Short problem:
Print out every record exactly as it appears.

Given records:
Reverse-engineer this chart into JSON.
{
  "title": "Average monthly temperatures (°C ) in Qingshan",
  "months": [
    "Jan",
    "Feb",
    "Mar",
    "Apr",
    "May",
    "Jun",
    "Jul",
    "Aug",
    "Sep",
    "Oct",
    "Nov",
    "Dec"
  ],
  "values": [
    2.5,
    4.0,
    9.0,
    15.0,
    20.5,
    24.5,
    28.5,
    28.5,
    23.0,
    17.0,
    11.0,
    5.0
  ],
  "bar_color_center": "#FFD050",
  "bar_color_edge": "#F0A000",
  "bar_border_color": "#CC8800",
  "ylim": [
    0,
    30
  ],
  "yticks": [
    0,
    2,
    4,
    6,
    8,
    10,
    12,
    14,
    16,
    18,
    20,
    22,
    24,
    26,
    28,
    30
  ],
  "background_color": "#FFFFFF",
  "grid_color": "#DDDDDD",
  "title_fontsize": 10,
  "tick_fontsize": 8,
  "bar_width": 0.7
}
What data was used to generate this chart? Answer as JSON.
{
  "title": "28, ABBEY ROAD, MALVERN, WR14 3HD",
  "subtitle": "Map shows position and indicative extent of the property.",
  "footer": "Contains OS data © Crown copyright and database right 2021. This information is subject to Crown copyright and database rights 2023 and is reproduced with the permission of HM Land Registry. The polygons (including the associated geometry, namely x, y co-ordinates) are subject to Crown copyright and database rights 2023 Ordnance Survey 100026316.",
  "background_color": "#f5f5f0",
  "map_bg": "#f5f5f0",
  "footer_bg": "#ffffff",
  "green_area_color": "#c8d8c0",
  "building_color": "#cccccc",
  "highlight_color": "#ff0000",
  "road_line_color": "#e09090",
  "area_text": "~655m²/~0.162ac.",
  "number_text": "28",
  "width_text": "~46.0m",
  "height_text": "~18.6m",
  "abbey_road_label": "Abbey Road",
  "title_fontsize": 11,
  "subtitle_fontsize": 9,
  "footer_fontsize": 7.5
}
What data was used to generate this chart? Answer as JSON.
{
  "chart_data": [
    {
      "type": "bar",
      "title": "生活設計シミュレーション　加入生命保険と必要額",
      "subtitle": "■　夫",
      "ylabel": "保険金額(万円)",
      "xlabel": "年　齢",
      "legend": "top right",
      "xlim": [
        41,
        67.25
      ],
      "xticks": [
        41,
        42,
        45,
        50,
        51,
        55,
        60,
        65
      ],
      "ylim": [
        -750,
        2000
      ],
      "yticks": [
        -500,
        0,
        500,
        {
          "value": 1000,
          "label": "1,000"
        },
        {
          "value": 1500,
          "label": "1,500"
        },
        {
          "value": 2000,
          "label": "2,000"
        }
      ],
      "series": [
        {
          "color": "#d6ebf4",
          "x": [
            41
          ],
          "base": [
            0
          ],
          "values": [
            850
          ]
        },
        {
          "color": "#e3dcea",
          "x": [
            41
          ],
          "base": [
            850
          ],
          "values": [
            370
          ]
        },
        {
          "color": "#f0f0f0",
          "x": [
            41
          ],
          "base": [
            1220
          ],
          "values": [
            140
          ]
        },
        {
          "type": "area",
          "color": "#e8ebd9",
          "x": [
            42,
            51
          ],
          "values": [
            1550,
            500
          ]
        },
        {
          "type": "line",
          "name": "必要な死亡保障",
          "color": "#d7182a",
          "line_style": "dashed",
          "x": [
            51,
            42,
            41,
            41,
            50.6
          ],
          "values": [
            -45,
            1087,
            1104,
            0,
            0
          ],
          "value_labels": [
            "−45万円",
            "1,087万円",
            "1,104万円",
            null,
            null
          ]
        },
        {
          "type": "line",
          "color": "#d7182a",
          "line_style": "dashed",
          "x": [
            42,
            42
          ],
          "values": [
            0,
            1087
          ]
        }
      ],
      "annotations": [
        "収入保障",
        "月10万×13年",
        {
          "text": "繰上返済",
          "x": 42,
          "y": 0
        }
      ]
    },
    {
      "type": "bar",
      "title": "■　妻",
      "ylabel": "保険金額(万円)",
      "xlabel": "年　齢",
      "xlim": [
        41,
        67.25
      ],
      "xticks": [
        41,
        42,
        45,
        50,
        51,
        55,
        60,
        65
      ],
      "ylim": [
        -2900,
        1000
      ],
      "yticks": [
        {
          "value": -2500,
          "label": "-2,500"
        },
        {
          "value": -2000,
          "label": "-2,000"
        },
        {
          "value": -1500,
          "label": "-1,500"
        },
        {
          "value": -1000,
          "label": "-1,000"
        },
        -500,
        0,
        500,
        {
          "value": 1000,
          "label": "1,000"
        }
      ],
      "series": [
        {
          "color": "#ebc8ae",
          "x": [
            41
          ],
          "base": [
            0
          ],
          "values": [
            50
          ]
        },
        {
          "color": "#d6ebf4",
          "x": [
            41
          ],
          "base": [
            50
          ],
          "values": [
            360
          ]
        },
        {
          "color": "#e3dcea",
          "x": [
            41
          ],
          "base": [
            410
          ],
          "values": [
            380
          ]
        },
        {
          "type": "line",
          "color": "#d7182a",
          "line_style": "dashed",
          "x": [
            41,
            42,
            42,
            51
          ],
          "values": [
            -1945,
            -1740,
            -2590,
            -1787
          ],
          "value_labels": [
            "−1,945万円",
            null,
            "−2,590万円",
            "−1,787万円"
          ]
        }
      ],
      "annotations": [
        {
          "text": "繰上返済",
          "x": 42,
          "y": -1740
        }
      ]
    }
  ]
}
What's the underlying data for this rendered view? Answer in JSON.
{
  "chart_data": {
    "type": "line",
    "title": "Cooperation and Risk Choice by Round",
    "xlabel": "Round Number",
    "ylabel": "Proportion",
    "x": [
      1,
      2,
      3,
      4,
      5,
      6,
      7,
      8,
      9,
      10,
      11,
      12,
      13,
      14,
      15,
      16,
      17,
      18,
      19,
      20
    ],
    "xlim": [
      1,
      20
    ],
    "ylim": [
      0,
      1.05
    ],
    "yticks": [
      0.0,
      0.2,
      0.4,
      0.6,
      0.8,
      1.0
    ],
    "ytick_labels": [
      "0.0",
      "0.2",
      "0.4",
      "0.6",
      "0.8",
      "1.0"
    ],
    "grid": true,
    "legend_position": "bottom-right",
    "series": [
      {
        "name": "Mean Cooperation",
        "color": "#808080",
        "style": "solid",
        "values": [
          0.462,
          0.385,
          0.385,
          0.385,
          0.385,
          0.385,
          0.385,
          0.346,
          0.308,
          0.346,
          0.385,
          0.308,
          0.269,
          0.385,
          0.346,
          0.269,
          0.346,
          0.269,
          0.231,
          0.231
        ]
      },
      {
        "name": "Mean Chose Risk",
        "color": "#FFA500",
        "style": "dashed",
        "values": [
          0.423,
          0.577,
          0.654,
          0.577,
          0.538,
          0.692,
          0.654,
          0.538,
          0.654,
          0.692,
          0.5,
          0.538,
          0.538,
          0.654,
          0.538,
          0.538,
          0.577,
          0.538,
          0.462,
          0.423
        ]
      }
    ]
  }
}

Response to this task:
Reverse-engineer this chart into JSON.
{
  "title": "Average monthly temperatures (°C ) in Qingshan",
  "months": [
    "Jan",
    "Feb",
    "Mar",
    "Apr",
    "May",
    "Jun",
    "Jul",
    "Aug",
    "Sep",
    "Oct",
    "Nov",
    "Dec"
  ],
  "values": [
    2.5,
    4.0,
    9.0,
    15.0,
    20.5,
    24.5,
    28.5,
    28.5,
    23.0,
    17.0,
    11.0,
    5.0
  ],
  "bar_color_center": "#FFD050",
  "bar_color_edge": "#F0A000",
  "bar_border_color": "#CC8800",
  "ylim": [
    0,
    30
  ],
  "yticks": [
    0,
    2,
    4,
    6,
    8,
    10,
    12,
    14,
    16,
    18,
    20,
    22,
    24,
    26,
    28,
    30
  ],
  "background_color": "#FFFFFF",
  "grid_color": "#DDDDDD",
  "title_fontsize": 10,
  "tick_fontsize": 8,
  "bar_width": 0.7
}
What data was used to generate this chart? Answer as JSON.
{
  "title": "28, ABBEY ROAD, MALVERN, WR14 3HD",
  "subtitle": "Map shows position and indicative extent of the property.",
  "footer": "Contains OS data © Crown copyright and database right 2021. This information is subject to Crown copyright and database rights 2023 and is reproduced with the permission of HM Land Registry. The polygons (including the associated geometry, namely x, y co-ordinates) are subject to Crown copyright and database rights 2023 Ordnance Survey 100026316.",
  "background_color": "#f5f5f0",
  "map_bg": "#f5f5f0",
  "footer_bg": "#ffffff",
  "green_area_color": "#c8d8c0",
  "building_color": "#cccccc",
  "highlight_color": "#ff0000",
  "road_line_color": "#e09090",
  "area_text": "~655m²/~0.162ac.",
  "number_text": "28",
  "width_text": "~46.0m",
  "height_text": "~18.6m",
  "abbey_road_label": "Abbey Road",
  "title_fontsize": 11,
  "subtitle_fontsize": 9,
  "footer_fontsize": 7.5
}
What data was used to generate this chart? Answer as JSON.
{
  "chart_data": [
    {
      "type": "bar",
      "title": "生活設計シミュレーション　加入生命保険と必要額",
      "subtitle": "■　夫",
      "ylabel": "保険金額(万円)",
      "xlabel": "年　齢",
      "legend": "top right",
      "xlim": [
        41,
        67.25
      ],
      "xticks": [
        41,
        42,
        45,
        50,
        51,
        55,
        60,
        65
      ],
      "ylim": [
        -750,
        2000
      ],
      "yticks": [
        -500,
        0,
        500,
        {
          "value": 1000,
          "label": "1,000"
        },
        {
          "value": 1500,
          "label": "1,500"
        },
        {
          "value": 2000,
          "label": "2,000"
        }
      ],
      "series": [
        {
          "color": "#d6ebf4",
          "x": [
            41
          ],
          "base": [
            0
          ],
          "values": [
            850
          ]
        },
        {
          "color": "#e3dcea",
          "x": [
            41
          ],
          "base": [
            850
          ],
          "values": [
            370
          ]
        },
        {
          "color": "#f0f0f0",
          "x": [
            41
          ],
          "base": [
            1220
          ],
          "values": [
            140
          ]
        },
        {
          "type": "area",
          "color": "#e8ebd9",
          "x": [
            42,
            51
          ],
          "values": [
            1550,
            500
          ]
        },
        {
          "type": "line",
          "name": "必要な死亡保障",
          "color": "#d7182a",
          "line_style": "dashed",
          "x": [
            51,
            42,
            41,
            41,
            50.6
          ],
          "values": [
            -45,
            1087,
            1104,
            0,
            0
          ],
          "value_labels": [
            "−45万円",
            "1,087万円",
            "1,104万円",
            null,
            null
          ]
        },
        {
          "type": "line",
          "color": "#d7182a",
          "line_style": "dashed",
          "x": [
            42,
            42
          ],
          "values": [
            0,
            1087
          ]
        }
      ],
      "annotations": [
        "収入保障",
        "月10万×13年",
        {
          "text": "繰上返済",
          "x": 42,
          "y": 0
        }
      ]
    },
    {
      "type": "bar",
      "title": "■　妻",
      "ylabel": "保険金額(万円)",
      "xlabel": "年　齢",
      "xlim": [
        41,
        67.25
      ],
      "xticks": [
        41,
        42,
        45,
        50,
        51,
        55,
        60,
        65
      ],
      "ylim": [
        -2900,
        1000
      ],
      "yticks": [
        {
          "value": -2500,
          "label": "-2,500"
        },
        {
          "value": -2000,
          "label": "-2,000"
        },
        {
          "value": -1500,
          "label": "-1,500"
        },
        {
          "value": -1000,
          "label": "-1,000"
        },
        -500,
        0,
        500,
        {
          "value": 1000,
          "label": "1,000"
        }
      ],
      "series": [
        {
          "color": "#ebc8ae",
          "x": [
            41
          ],
          "base": [
            0
          ],
          "values": [
            50
          ]
        },
        {
          "color": "#d6ebf4",
          "x": [
            41
          ],
          "base": [
            50
          ],
          "values": [
            360
          ]
        },
        {
          "color": "#e3dcea",
          "x": [
            41
          ],
          "base": [
            410
          ],
          "values": [
            380
          ]
        },
        {
          "type": "line",
          "color": "#d7182a",
          "line_style": "dashed",
          "x": [
            41,
            42,
            42,
            51
          ],
          "values": [
            -1945,
            -1740,
            -2590,
            -1787
          ],
          "value_labels": [
            "−1,945万円",
            null,
            "−2,590万円",
            "−1,787万円"
          ]
        }
      ],
      "annotations": [
        {
          "text": "繰上返済",
          "x": 42,
          "y": -1740
        }
      ]
    }
  ]
}
What's the underlying data for this rendered view? Answer in JSON.
{
  "chart_data": {
    "type": "line",
    "title": "Cooperation and Risk Choice by Round",
    "xlabel": "Round Number",
    "ylabel": "Proportion",
    "x": [
      1,
      2,
      3,
      4,
      5,
      6,
      7,
      8,
      9,
      10,
      11,
      12,
      13,
      14,
      15,
      16,
      17,
      18,
      19,
      20
    ],
    "xlim": [
      1,
      20
    ],
    "ylim": [
      0,
      1.05
    ],
    "yticks": [
      0.0,
      0.2,
      0.4,
      0.6,
      0.8,
      1.0
    ],
    "ytick_labels": [
      "0.0",
      "0.2",
      "0.4",
      "0.6",
      "0.8",
      "1.0"
    ],
    "grid": true,
    "legend_position": "bottom-right",
    "series": [
      {
        "name": "Mean Cooperation",
        "color": "#808080",
        "style": "solid",
        "values": [
          0.462,
          0.385,
          0.385,
          0.385,
          0.385,
          0.385,
          0.385,
          0.346,
          0.308,
          0.346,
          0.385,
          0.308,
          0.269,
          0.385,
          0.346,
          0.269,
          0.346,
          0.269,
          0.231,
          0.231
        ]
      },
      {
        "name": "Mean Chose Risk",
        "color": "#FFA500",
        "style": "dashed",
        "values": [
          0.423,
          0.577,
          0.654,
          0.577,
          0.538,
          0.692,
          0.654,
          0.538,
          0.654,
          0.692,
          0.5,
          0.538,
          0.538,
          0.654,
          0.538,
          0.538,
          0.577,
          0.538,
          0.462,
          0.423
        ]
      }
    ]
  }
}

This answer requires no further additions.